TASK INPUT »
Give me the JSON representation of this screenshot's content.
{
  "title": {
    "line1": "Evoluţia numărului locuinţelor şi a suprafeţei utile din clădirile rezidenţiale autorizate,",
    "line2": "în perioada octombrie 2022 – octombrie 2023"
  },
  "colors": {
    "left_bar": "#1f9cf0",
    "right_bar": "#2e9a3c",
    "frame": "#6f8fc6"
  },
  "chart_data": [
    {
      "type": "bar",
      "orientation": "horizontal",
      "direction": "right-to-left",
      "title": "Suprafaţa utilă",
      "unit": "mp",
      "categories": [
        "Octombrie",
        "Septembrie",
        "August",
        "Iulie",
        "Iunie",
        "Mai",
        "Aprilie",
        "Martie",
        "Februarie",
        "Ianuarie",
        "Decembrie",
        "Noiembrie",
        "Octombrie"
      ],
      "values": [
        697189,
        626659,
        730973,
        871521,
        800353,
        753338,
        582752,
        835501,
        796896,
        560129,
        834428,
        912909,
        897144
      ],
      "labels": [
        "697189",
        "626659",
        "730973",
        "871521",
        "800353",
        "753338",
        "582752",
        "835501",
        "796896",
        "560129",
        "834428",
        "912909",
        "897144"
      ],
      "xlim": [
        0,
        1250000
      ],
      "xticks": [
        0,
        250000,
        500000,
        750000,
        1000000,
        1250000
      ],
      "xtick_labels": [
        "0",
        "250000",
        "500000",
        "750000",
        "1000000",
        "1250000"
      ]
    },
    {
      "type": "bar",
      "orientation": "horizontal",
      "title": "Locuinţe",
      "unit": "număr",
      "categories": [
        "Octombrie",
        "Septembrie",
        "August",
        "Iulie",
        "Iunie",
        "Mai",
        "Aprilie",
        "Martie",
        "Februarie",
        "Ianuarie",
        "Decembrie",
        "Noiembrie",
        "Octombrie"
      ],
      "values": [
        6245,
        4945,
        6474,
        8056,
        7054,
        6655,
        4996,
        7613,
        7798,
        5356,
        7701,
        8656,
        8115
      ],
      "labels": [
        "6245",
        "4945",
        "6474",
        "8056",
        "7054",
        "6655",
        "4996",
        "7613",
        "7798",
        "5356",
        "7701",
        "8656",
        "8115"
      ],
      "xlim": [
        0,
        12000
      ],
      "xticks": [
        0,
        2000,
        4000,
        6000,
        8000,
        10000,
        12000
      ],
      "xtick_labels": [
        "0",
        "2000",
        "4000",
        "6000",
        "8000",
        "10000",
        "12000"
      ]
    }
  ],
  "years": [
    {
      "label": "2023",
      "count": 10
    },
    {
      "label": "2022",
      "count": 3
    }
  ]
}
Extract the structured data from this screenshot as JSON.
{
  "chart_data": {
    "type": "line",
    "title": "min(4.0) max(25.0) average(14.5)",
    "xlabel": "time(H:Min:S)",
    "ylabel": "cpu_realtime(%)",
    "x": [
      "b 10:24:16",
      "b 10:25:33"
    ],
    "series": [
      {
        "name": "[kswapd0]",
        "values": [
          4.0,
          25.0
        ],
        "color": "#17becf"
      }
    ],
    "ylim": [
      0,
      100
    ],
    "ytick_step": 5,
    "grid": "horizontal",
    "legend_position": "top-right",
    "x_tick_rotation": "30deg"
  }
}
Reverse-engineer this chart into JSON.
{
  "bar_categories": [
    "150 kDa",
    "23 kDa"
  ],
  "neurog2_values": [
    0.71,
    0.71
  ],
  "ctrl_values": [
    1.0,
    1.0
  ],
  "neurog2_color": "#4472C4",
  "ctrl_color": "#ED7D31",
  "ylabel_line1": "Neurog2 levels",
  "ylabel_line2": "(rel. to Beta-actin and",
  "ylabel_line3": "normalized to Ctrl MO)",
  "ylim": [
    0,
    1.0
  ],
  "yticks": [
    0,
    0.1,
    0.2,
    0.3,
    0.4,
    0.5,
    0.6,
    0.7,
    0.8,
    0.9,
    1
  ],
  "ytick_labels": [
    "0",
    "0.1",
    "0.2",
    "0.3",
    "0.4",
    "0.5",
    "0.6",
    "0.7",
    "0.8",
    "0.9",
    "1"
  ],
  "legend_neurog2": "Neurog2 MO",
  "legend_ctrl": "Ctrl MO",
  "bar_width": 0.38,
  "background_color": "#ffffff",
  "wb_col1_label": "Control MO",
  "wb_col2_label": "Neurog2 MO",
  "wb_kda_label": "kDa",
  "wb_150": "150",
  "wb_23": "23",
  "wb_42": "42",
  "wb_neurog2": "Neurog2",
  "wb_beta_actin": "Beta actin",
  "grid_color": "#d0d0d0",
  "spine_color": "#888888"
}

TASK DETAILS » Your task is to repeat the data exactly, with nothing left out.

ANSWER TO THE EXERCISE »
Give me the JSON representation of this screenshot's content.
{
  "title": {
    "line1": "Evoluţia numărului locuinţelor şi a suprafeţei utile din clădirile rezidenţiale autorizate,",
    "line2": "în perioada octombrie 2022 – octombrie 2023"
  },
  "colors": {
    "left_bar": "#1f9cf0",
    "right_bar": "#2e9a3c",
    "frame": "#6f8fc6"
  },
  "chart_data": [
    {
      "type": "bar",
      "orientation": "horizontal",
      "direction": "right-to-left",
      "title": "Suprafaţa utilă",
      "unit": "mp",
      "categories": [
        "Octombrie",
        "Septembrie",
        "August",
        "Iulie",
        "Iunie",
        "Mai",
        "Aprilie",
        "Martie",
        "Februarie",
        "Ianuarie",
        "Decembrie",
        "Noiembrie",
        "Octombrie"
      ],
      "values": [
        697189,
        626659,
        730973,
        871521,
        800353,
        753338,
        582752,
        835501,
        796896,
        560129,
        834428,
        912909,
        897144
      ],
      "labels": [
        "697189",
        "626659",
        "730973",
        "871521",
        "800353",
        "753338",
        "582752",
        "835501",
        "796896",
        "560129",
        "834428",
        "912909",
        "897144"
      ],
      "xlim": [
        0,
        1250000
      ],
      "xticks": [
        0,
        250000,
        500000,
        750000,
        1000000,
        1250000
      ],
      "xtick_labels": [
        "0",
        "250000",
        "500000",
        "750000",
        "1000000",
        "1250000"
      ]
    },
    {
      "type": "bar",
      "orientation": "horizontal",
      "title": "Locuinţe",
      "unit": "număr",
      "categories": [
        "Octombrie",
        "Septembrie",
        "August",
        "Iulie",
        "Iunie",
        "Mai",
        "Aprilie",
        "Martie",
        "Februarie",
        "Ianuarie",
        "Decembrie",
        "Noiembrie",
        "Octombrie"
      ],
      "values": [
        6245,
        4945,
        6474,
        8056,
        7054,
        6655,
        4996,
        7613,
        7798,
        5356,
        7701,
        8656,
        8115
      ],
      "labels": [
        "6245",
        "4945",
        "6474",
        "8056",
        "7054",
        "6655",
        "4996",
        "7613",
        "7798",
        "5356",
        "7701",
        "8656",
        "8115"
      ],
      "xlim": [
        0,
        12000
      ],
      "xticks": [
        0,
        2000,
        4000,
        6000,
        8000,
        10000,
        12000
      ],
      "xtick_labels": [
        "0",
        "2000",
        "4000",
        "6000",
        "8000",
        "10000",
        "12000"
      ]
    }
  ],
  "years": [
    {
      "label": "2023",
      "count": 10
    },
    {
      "label": "2022",
      "count": 3
    }
  ]
}
Extract the structured data from this screenshot as JSON.
{
  "chart_data": {
    "type": "line",
    "title": "min(4.0) max(25.0) average(14.5)",
    "xlabel": "time(H:Min:S)",
    "ylabel": "cpu_realtime(%)",
    "x": [
      "b 10:24:16",
      "b 10:25:33"
    ],
    "series": [
      {
        "name": "[kswapd0]",
        "values": [
          4.0,
          25.0
        ],
        "color": "#17becf"
      }
    ],
    "ylim": [
      0,
      100
    ],
    "ytick_step": 5,
    "grid": "horizontal",
    "legend_position": "top-right",
    "x_tick_rotation": "30deg"
  }
}
Reverse-engineer this chart into JSON.
{
  "bar_categories": [
    "150 kDa",
    "23 kDa"
  ],
  "neurog2_values": [
    0.71,
    0.71
  ],
  "ctrl_values": [
    1.0,
    1.0
  ],
  "neurog2_color": "#4472C4",
  "ctrl_color": "#ED7D31",
  "ylabel_line1": "Neurog2 levels",
  "ylabel_line2": "(rel. to Beta-actin and",
  "ylabel_line3": "normalized to Ctrl MO)",
  "ylim": [
    0,
    1.0
  ],
  "yticks": [
    0,
    0.1,
    0.2,
    0.3,
    0.4,
    0.5,
    0.6,
    0.7,
    0.8,
    0.9,
    1
  ],
  "ytick_labels": [
    "0",
    "0.1",
    "0.2",
    "0.3",
    "0.4",
    "0.5",
    "0.6",
    "0.7",
    "0.8",
    "0.9",
    "1"
  ],
  "legend_neurog2": "Neurog2 MO",
  "legend_ctrl": "Ctrl MO",
  "bar_width": 0.38,
  "background_color": "#ffffff",
  "wb_col1_label": "Control MO",
  "wb_col2_label": "Neurog2 MO",
  "wb_kda_label": "kDa",
  "wb_150": "150",
  "wb_23": "23",
  "wb_42": "42",
  "wb_neurog2": "Neurog2",
  "wb_beta_actin": "Beta actin",
  "grid_color": "#d0d0d0",
  "spine_color": "#888888"
}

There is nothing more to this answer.